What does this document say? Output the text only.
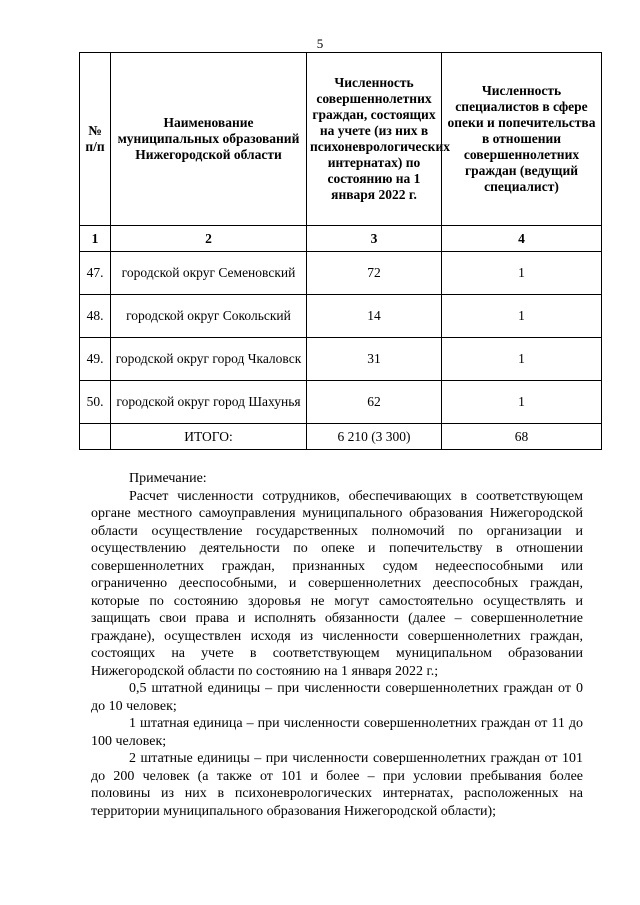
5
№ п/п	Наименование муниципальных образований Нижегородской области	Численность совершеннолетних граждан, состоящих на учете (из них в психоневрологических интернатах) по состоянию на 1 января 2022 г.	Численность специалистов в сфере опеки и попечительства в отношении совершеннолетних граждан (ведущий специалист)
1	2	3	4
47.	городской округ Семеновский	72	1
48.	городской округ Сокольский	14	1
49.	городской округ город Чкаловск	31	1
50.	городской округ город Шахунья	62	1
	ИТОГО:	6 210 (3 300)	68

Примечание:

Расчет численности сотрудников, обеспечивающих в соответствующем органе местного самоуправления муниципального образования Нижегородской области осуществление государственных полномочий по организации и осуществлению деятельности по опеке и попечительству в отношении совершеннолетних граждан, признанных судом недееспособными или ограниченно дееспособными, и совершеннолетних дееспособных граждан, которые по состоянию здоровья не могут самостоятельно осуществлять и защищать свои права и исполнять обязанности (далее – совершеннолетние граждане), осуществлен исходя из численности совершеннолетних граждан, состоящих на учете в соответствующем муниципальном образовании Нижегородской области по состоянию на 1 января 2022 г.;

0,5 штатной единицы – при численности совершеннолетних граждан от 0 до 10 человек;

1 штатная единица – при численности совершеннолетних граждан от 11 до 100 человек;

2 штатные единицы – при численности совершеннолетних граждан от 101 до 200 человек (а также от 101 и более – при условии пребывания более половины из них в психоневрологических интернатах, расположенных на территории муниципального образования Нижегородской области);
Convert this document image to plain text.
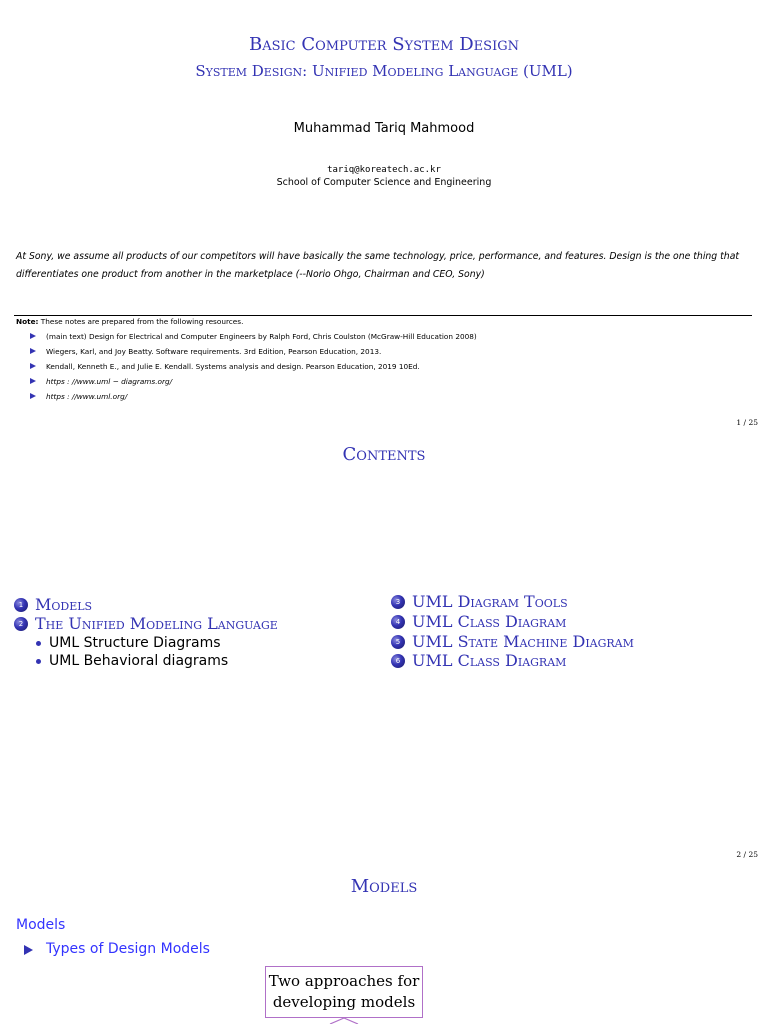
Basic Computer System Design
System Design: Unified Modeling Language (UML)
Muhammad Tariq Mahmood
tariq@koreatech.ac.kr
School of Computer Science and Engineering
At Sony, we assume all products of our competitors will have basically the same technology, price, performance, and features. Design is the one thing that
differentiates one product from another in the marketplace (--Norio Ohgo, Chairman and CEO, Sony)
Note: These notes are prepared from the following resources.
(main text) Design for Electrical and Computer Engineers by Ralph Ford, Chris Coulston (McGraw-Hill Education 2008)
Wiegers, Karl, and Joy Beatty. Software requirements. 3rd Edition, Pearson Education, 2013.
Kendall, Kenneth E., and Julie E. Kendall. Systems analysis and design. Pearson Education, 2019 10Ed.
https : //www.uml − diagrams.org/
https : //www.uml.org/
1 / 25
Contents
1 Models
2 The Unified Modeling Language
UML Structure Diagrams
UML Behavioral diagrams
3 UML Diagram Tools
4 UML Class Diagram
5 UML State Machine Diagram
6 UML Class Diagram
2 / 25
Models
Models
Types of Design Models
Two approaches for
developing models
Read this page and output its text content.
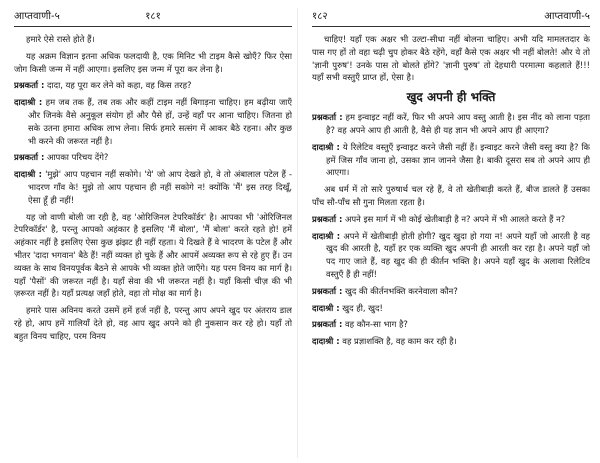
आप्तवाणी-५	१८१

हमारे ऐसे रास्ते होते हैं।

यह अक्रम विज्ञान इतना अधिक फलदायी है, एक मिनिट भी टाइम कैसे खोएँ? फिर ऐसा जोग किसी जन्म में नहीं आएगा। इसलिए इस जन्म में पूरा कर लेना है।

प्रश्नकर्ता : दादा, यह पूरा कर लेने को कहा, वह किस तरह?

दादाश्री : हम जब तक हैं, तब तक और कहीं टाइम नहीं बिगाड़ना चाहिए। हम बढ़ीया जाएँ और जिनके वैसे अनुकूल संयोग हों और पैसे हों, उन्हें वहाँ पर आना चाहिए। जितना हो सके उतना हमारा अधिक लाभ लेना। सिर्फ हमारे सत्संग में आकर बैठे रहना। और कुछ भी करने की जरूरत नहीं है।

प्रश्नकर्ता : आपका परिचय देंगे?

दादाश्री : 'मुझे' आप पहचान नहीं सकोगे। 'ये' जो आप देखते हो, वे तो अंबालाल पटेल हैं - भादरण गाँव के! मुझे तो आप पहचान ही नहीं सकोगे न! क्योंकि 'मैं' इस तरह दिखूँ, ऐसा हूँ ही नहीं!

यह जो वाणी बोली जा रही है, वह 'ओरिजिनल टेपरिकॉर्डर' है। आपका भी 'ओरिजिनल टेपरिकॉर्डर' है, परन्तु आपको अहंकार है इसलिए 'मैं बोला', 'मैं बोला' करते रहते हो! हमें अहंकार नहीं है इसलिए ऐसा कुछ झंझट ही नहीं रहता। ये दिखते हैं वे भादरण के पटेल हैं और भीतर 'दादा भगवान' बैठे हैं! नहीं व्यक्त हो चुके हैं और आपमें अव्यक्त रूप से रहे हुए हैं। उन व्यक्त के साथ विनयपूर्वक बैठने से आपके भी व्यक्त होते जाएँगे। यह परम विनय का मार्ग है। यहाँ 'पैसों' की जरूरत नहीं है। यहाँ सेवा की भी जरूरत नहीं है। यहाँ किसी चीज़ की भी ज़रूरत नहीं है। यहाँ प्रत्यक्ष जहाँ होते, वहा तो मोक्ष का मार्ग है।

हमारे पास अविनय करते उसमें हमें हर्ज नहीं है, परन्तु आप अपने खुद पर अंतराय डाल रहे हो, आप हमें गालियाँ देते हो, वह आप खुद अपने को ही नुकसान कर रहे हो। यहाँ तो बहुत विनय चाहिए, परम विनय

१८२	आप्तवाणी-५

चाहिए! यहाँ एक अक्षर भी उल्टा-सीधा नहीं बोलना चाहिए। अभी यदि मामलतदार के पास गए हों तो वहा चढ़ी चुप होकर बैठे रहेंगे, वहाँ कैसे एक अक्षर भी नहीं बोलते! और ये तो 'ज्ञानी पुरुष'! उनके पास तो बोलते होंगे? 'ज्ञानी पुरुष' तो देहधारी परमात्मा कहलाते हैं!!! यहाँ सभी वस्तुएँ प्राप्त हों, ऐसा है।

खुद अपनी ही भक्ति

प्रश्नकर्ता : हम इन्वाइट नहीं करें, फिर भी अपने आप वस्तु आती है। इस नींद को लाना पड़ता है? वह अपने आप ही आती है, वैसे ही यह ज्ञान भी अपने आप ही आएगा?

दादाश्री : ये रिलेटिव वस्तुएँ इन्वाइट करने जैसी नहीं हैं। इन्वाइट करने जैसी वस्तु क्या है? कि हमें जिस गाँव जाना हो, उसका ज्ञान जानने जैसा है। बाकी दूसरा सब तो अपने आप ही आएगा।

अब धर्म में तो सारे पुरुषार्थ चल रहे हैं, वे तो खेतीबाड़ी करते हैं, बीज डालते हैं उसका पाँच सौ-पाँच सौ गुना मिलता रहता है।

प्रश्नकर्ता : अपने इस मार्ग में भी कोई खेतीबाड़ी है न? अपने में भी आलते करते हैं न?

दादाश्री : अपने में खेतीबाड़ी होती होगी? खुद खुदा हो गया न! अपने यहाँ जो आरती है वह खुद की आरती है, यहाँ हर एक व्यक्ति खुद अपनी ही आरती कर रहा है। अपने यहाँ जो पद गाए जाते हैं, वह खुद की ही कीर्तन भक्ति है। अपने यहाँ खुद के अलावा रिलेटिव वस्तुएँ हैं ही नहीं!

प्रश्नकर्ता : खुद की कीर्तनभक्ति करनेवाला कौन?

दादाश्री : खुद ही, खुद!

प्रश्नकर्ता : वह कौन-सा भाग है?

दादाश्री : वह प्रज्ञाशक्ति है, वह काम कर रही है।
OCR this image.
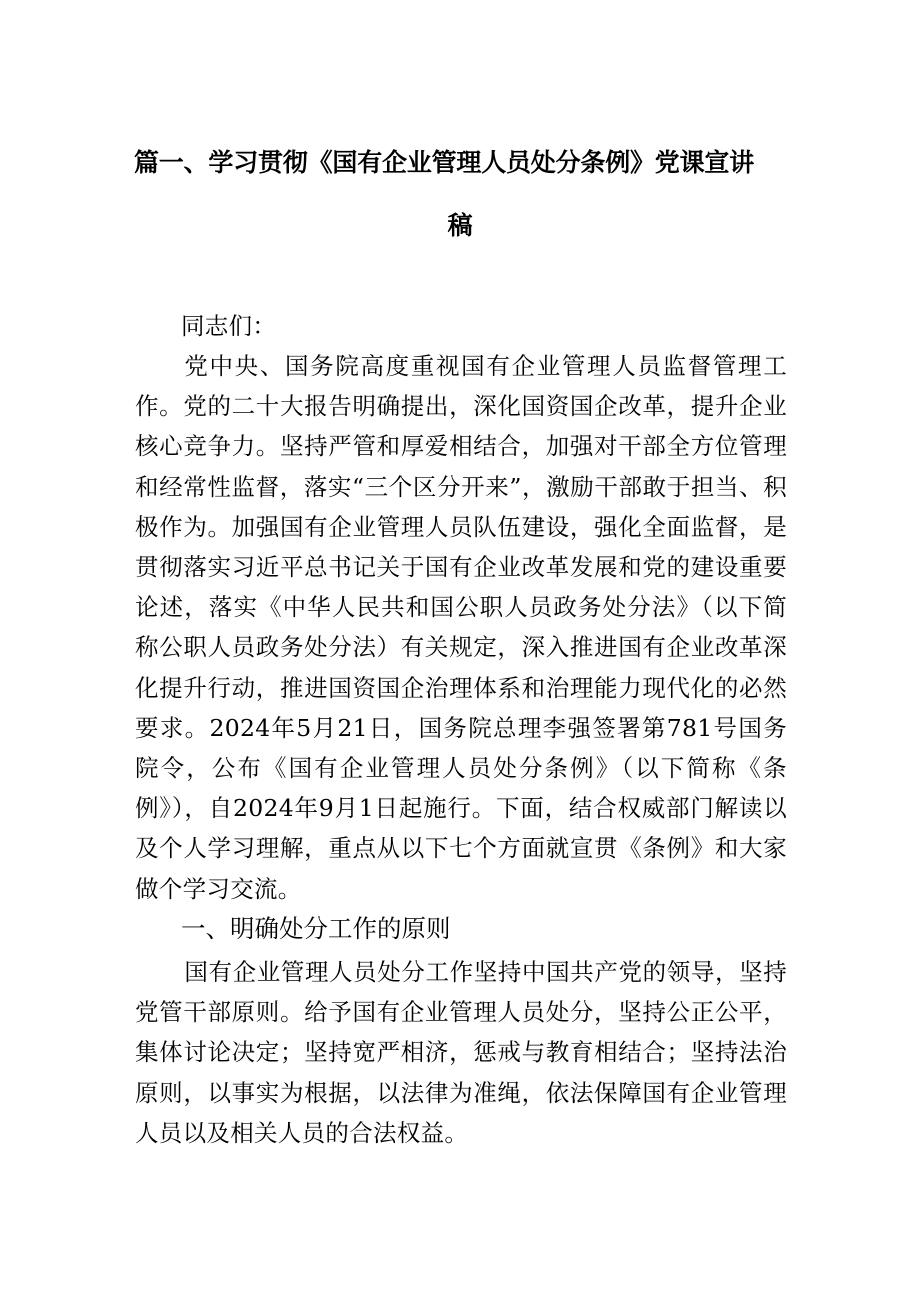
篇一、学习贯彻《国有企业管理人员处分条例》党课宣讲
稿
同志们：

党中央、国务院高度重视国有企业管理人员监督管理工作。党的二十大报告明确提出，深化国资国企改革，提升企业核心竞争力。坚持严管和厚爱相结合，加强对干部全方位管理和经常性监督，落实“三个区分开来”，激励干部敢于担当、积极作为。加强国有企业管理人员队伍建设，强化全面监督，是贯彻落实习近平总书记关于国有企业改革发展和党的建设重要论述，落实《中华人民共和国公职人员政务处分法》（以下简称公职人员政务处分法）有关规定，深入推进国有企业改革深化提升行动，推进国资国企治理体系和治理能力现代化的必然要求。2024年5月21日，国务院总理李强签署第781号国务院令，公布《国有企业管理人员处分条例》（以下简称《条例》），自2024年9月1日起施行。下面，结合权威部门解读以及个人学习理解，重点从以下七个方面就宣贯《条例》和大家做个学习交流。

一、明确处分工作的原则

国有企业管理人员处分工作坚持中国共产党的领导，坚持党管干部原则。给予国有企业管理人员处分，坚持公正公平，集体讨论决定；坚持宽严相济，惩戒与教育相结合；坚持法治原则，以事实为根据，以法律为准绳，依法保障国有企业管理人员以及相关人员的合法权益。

■ ■ ■

**GOAL OF THE EXERCISE**
From the records above, copy every line that holds the word "image".

**RESULT BELOW**
Convert this document image to plain text.
OCR this image.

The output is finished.